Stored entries
──────────
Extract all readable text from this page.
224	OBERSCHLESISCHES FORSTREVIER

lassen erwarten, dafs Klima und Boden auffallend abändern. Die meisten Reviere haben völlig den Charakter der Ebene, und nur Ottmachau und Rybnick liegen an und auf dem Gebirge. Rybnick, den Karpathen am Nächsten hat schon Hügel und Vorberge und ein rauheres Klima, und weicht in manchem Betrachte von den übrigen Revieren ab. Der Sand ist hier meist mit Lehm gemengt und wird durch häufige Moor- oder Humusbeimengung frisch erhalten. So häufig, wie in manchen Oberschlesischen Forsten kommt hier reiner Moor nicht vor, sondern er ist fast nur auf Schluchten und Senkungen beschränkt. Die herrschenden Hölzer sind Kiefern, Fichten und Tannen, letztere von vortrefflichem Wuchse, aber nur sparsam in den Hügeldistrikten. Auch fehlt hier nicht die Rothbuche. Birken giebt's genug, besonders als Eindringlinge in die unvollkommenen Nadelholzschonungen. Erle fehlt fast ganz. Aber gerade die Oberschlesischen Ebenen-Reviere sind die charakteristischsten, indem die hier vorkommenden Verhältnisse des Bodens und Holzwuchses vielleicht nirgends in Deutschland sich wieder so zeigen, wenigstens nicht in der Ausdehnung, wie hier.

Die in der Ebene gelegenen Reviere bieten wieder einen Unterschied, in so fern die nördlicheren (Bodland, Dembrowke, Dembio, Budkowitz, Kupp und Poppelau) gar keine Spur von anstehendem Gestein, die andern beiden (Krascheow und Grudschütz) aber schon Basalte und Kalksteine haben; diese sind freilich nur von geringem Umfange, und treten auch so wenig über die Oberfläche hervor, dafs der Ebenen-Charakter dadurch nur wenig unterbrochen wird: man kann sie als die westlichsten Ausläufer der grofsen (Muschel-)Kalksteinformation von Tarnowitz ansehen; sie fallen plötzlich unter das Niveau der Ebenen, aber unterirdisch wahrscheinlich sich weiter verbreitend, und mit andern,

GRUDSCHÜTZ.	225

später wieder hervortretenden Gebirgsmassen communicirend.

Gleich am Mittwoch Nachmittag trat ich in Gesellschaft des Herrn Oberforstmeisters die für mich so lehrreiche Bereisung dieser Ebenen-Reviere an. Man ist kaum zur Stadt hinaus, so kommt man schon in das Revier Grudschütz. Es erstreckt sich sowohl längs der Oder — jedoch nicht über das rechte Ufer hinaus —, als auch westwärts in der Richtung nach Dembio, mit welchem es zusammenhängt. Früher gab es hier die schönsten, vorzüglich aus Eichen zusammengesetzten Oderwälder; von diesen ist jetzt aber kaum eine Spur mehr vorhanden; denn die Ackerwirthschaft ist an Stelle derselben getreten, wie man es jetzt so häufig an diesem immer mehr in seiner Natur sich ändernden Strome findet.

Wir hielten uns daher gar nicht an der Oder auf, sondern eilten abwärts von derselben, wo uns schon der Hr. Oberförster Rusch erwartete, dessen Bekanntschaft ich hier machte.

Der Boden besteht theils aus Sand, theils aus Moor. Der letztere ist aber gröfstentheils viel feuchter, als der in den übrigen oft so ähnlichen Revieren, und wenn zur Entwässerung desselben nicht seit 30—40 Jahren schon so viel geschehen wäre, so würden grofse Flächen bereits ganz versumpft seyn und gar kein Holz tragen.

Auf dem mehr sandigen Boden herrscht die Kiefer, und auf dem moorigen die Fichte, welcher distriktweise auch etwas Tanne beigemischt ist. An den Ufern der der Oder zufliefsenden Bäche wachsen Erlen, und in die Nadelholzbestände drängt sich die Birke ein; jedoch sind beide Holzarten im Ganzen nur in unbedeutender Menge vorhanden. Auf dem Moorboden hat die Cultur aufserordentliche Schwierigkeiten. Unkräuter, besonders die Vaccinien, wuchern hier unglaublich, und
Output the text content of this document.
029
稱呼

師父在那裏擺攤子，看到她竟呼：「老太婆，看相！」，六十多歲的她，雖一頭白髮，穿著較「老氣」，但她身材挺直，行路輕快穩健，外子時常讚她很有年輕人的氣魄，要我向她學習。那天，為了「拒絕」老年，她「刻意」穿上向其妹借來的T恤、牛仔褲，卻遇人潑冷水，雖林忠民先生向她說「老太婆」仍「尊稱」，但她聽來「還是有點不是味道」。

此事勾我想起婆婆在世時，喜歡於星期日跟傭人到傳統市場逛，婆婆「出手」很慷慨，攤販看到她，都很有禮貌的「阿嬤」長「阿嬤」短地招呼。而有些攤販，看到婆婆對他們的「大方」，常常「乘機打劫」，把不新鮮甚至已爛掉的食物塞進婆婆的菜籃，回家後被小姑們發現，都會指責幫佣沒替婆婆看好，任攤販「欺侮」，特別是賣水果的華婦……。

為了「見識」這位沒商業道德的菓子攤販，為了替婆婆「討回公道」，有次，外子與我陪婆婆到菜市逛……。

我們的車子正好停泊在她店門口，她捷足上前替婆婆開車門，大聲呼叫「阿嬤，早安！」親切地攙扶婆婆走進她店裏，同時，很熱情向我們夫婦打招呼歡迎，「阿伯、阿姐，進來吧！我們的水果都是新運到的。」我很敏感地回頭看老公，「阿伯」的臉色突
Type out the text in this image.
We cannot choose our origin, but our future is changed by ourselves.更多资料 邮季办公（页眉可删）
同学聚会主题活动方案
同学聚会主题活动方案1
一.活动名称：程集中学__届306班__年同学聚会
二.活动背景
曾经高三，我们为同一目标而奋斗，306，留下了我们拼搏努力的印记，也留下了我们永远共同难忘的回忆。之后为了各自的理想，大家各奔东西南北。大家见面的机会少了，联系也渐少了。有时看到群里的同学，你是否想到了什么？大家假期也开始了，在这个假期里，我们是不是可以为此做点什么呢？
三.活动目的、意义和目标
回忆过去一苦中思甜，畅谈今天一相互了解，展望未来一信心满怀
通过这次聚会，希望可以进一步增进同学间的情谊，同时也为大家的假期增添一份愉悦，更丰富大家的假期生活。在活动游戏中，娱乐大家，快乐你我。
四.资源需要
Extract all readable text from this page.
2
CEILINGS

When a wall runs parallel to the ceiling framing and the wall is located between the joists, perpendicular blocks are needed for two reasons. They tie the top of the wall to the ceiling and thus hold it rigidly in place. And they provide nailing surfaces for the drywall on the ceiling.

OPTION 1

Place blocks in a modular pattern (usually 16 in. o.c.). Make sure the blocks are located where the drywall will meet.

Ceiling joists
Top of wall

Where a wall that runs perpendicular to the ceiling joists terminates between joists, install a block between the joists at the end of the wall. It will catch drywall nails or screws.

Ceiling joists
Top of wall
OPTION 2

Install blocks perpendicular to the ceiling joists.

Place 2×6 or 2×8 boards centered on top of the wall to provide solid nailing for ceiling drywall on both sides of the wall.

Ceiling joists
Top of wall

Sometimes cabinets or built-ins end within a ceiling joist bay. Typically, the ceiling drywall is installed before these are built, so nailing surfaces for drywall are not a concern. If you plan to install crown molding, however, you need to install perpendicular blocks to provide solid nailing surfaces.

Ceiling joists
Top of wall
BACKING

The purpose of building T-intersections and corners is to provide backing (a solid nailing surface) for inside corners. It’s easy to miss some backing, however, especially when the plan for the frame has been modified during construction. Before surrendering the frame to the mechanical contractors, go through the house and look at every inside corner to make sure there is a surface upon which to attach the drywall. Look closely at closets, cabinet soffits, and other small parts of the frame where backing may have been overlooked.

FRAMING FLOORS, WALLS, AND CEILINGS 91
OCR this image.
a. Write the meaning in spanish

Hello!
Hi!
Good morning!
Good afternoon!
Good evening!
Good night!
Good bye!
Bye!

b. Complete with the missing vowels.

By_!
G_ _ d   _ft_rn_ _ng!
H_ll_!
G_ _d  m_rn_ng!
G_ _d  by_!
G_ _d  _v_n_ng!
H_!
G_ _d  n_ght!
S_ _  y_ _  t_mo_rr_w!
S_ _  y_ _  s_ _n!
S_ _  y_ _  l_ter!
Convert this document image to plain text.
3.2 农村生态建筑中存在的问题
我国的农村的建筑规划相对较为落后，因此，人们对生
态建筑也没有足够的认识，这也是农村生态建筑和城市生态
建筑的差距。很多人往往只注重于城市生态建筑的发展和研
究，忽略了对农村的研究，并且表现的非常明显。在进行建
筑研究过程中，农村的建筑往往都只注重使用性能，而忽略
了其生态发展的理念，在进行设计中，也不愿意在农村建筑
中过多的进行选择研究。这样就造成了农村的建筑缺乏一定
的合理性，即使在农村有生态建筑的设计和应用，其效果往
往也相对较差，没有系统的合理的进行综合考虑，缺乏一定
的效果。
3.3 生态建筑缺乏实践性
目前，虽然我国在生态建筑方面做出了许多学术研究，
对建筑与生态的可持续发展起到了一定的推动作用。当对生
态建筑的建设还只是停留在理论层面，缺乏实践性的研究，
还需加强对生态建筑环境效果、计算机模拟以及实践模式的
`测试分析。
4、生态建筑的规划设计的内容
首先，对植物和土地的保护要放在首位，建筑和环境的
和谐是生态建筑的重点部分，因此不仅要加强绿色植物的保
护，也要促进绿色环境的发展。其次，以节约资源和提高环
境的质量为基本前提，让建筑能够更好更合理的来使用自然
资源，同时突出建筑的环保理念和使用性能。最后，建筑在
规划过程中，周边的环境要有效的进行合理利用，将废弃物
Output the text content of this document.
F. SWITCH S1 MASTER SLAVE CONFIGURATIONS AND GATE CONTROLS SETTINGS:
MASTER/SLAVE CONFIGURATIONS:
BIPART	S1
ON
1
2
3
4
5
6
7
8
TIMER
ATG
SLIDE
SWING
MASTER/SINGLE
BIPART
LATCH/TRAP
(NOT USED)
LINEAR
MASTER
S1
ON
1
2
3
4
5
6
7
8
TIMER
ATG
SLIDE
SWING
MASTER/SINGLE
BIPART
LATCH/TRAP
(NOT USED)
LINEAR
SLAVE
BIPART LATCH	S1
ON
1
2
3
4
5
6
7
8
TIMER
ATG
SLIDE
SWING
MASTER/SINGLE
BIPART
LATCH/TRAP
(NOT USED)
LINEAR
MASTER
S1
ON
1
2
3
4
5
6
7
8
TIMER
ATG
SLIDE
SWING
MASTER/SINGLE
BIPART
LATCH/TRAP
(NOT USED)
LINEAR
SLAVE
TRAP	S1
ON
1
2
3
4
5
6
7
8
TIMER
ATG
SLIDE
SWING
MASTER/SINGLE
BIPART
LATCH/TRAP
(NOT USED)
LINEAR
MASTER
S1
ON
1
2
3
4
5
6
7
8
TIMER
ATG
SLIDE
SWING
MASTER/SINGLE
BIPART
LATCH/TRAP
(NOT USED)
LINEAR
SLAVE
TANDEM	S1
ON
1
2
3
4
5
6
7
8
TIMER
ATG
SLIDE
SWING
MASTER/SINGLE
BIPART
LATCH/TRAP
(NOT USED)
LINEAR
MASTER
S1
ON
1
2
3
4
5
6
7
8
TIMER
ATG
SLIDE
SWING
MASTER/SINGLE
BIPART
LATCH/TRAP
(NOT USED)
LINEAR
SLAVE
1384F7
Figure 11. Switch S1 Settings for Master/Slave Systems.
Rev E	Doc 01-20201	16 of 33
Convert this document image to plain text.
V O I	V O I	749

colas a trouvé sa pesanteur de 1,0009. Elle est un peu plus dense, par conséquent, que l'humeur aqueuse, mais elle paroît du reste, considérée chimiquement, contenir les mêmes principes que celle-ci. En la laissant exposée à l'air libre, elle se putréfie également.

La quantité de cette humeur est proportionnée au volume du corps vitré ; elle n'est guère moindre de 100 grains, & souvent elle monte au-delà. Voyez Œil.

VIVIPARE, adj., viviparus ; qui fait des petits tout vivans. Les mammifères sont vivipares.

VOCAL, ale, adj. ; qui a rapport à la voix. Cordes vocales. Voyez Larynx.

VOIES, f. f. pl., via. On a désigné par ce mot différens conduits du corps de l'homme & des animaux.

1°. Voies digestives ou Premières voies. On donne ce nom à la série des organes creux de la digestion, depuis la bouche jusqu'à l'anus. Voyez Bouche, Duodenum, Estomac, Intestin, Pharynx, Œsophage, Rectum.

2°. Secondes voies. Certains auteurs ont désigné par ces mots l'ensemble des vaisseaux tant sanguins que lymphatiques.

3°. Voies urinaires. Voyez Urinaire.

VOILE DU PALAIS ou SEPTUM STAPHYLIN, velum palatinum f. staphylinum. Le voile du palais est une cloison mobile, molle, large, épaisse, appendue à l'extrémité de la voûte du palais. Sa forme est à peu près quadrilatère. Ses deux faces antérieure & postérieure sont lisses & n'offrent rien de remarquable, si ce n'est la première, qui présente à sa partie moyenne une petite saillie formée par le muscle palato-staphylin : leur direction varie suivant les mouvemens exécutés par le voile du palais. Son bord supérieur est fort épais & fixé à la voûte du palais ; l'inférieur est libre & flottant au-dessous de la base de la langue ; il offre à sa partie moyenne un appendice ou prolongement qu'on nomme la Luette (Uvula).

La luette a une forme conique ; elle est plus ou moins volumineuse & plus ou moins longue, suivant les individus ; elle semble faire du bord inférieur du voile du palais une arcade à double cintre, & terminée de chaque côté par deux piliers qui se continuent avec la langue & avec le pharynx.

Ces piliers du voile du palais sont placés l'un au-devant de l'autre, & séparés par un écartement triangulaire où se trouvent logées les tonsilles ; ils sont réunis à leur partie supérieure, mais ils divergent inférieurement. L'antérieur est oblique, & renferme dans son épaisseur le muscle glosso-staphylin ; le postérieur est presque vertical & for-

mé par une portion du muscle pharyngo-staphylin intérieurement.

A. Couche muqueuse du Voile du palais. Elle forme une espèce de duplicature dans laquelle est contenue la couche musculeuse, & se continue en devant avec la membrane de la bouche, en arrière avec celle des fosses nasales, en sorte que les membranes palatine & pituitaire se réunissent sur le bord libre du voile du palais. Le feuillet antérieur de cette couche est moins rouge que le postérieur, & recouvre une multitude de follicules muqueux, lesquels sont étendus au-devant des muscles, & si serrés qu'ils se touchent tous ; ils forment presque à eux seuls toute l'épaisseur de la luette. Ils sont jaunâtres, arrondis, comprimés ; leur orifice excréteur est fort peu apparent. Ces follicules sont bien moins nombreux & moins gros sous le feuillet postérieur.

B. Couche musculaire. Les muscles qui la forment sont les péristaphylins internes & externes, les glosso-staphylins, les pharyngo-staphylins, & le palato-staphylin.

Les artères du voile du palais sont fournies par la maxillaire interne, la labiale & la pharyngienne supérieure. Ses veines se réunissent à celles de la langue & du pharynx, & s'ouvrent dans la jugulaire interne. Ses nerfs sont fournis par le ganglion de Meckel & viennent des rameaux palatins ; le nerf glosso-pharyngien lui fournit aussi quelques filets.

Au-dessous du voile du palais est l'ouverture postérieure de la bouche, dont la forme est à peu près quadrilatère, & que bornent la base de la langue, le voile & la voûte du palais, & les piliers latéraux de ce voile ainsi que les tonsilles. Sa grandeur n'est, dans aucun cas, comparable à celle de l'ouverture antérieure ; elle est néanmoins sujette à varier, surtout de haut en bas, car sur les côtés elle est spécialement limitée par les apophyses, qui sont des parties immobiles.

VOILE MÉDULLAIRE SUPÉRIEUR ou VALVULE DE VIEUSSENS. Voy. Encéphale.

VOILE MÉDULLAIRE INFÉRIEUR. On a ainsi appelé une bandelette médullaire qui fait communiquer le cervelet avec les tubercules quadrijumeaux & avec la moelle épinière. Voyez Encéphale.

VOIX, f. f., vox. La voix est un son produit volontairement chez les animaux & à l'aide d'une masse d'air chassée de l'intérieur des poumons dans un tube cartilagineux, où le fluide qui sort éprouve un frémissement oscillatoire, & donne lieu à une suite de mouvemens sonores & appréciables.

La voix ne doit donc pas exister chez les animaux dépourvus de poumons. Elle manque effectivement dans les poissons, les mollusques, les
──────────
Exercise goal
Pick out and copy every line that contains the word "pharyngo".

Written solution
mé par une portion du muscle pharyngo-staphylin intérieurement.
B. Couche musculaire. Les muscles qui la forment sont les péristaphylins internes & externes, les glosso-staphylins, les pharyngo-staphylins, & le palato-staphylin.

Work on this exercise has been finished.